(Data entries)
====

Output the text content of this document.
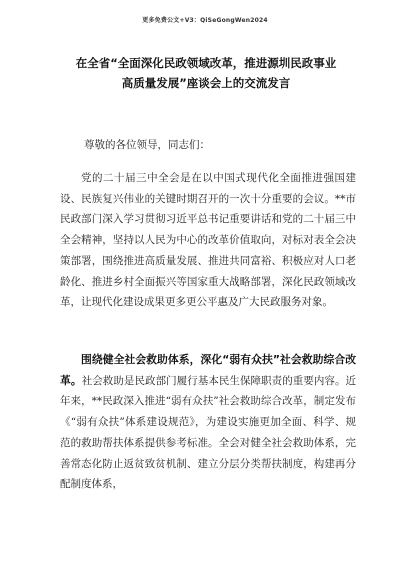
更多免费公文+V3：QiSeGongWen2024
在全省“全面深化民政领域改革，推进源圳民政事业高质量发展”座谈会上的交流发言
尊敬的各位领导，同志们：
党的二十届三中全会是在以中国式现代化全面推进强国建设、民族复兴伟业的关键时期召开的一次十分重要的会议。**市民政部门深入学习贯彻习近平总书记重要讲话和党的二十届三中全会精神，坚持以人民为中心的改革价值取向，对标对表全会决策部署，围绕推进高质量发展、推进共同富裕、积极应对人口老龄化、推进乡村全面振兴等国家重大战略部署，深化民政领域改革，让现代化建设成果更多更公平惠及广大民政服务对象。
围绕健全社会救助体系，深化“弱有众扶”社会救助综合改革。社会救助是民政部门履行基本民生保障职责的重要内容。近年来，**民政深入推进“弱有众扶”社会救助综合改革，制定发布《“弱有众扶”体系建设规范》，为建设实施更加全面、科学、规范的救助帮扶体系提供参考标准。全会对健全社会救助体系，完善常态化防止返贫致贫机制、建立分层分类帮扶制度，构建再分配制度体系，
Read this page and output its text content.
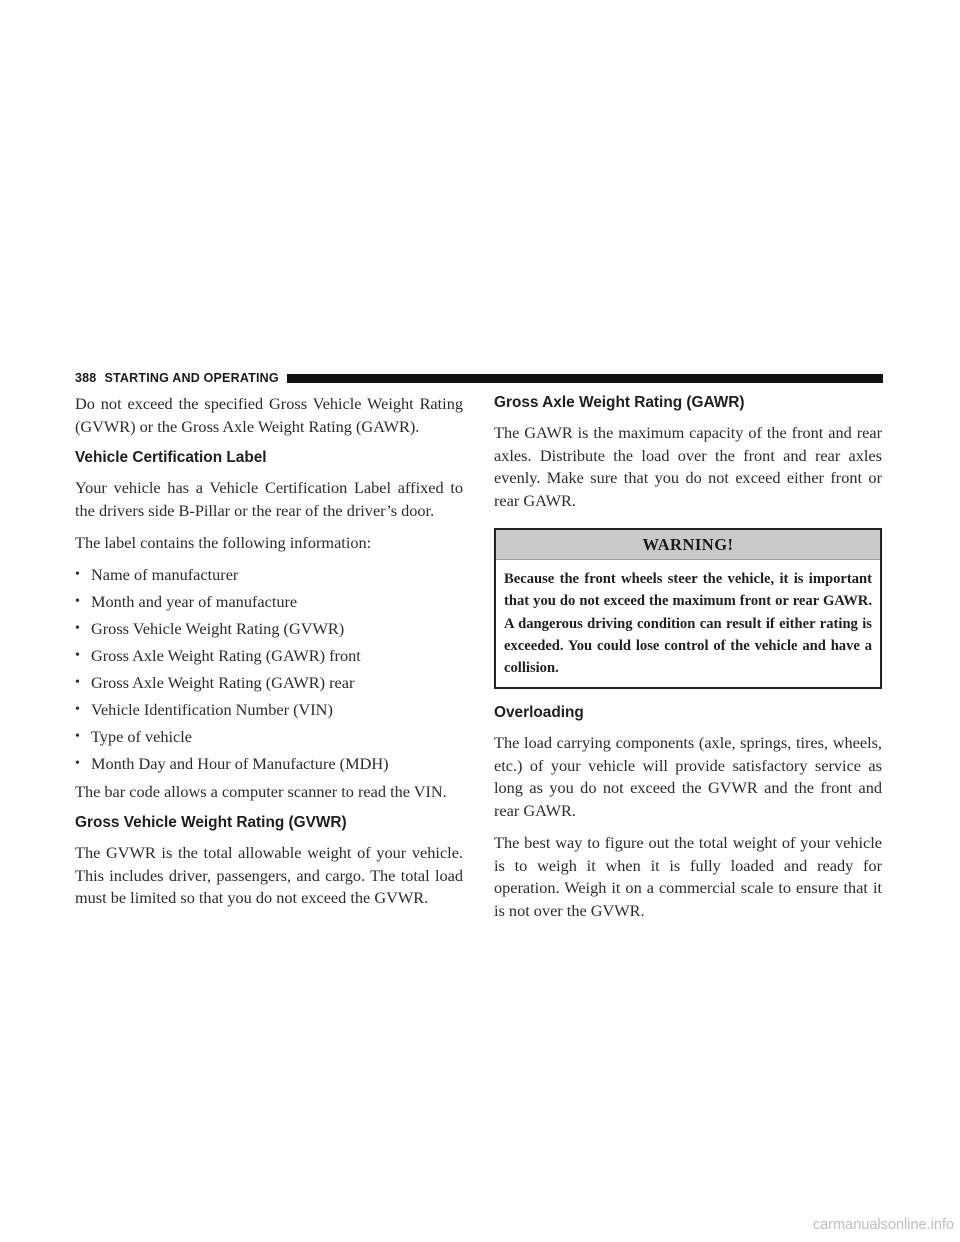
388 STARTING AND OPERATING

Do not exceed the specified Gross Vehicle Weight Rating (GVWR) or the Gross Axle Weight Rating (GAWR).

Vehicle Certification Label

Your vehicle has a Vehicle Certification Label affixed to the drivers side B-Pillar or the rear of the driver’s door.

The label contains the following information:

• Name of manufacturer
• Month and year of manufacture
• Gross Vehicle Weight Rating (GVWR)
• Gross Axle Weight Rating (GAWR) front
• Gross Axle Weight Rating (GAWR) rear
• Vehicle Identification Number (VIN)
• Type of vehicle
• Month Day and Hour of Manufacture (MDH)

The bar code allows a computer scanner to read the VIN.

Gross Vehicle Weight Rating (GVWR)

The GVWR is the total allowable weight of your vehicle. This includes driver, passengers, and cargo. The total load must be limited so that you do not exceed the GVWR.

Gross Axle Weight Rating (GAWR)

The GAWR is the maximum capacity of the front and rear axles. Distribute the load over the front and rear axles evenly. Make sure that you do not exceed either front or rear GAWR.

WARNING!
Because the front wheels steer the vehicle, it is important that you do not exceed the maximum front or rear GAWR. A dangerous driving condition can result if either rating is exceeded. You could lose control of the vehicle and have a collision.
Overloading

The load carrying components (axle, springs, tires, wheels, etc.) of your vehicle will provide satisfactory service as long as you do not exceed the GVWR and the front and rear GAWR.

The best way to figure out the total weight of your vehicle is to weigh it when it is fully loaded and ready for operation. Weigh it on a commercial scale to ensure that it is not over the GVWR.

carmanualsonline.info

====

## What you should do
Copy out each line exactly, without the pictures.

## Result of the exercise
Output the text content of this document.
更多免费公文+V3：QiSeGongWen2024
在全省“全面深化民政领域改革，推进源圳民政事业高质量发展”座谈会上的交流发言
尊敬的各位领导，同志们：
党的二十届三中全会是在以中国式现代化全面推进强国建设、民族复兴伟业的关键时期召开的一次十分重要的会议。**市民政部门深入学习贯彻习近平总书记重要讲话和党的二十届三中全会精神，坚持以人民为中心的改革价值取向，对标对表全会决策部署，围绕推进高质量发展、推进共同富裕、积极应对人口老龄化、推进乡村全面振兴等国家重大战略部署，深化民政领域改革，让现代化建设成果更多更公平惠及广大民政服务对象。
围绕健全社会救助体系，深化“弱有众扶”社会救助综合改革。社会救助是民政部门履行基本民生保障职责的重要内容。近年来，**民政深入推进“弱有众扶”社会救助综合改革，制定发布《“弱有众扶”体系建设规范》，为建设实施更加全面、科学、规范的救助帮扶体系提供参考标准。全会对健全社会救助体系，完善常态化防止返贫致贫机制、建立分层分类帮扶制度，构建再分配制度体系，
Read this page and output its text content.
388 STARTING AND OPERATING

Do not exceed the specified Gross Vehicle Weight Rating (GVWR) or the Gross Axle Weight Rating (GAWR).

Vehicle Certification Label

Your vehicle has a Vehicle Certification Label affixed to the drivers side B-Pillar or the rear of the driver’s door.

The label contains the following information:

• Name of manufacturer
• Month and year of manufacture
• Gross Vehicle Weight Rating (GVWR)
• Gross Axle Weight Rating (GAWR) front
• Gross Axle Weight Rating (GAWR) rear
• Vehicle Identification Number (VIN)
• Type of vehicle
• Month Day and Hour of Manufacture (MDH)

The bar code allows a computer scanner to read the VIN.

Gross Vehicle Weight Rating (GVWR)

The GVWR is the total allowable weight of your vehicle. This includes driver, passengers, and cargo. The total load must be limited so that you do not exceed the GVWR.

Gross Axle Weight Rating (GAWR)

The GAWR is the maximum capacity of the front and rear axles. Distribute the load over the front and rear axles evenly. Make sure that you do not exceed either front or rear GAWR.

WARNING!
Because the front wheels steer the vehicle, it is important that you do not exceed the maximum front or rear GAWR. A dangerous driving condition can result if either rating is exceeded. You could lose control of the vehicle and have a collision.
Overloading

The load carrying components (axle, springs, tires, wheels, etc.) of your vehicle will provide satisfactory service as long as you do not exceed the GVWR and the front and rear GAWR.

The best way to figure out the total weight of your vehicle is to weigh it when it is fully loaded and ready for operation. Weigh it on a commercial scale to ensure that it is not over the GVWR.

carmanualsonline.info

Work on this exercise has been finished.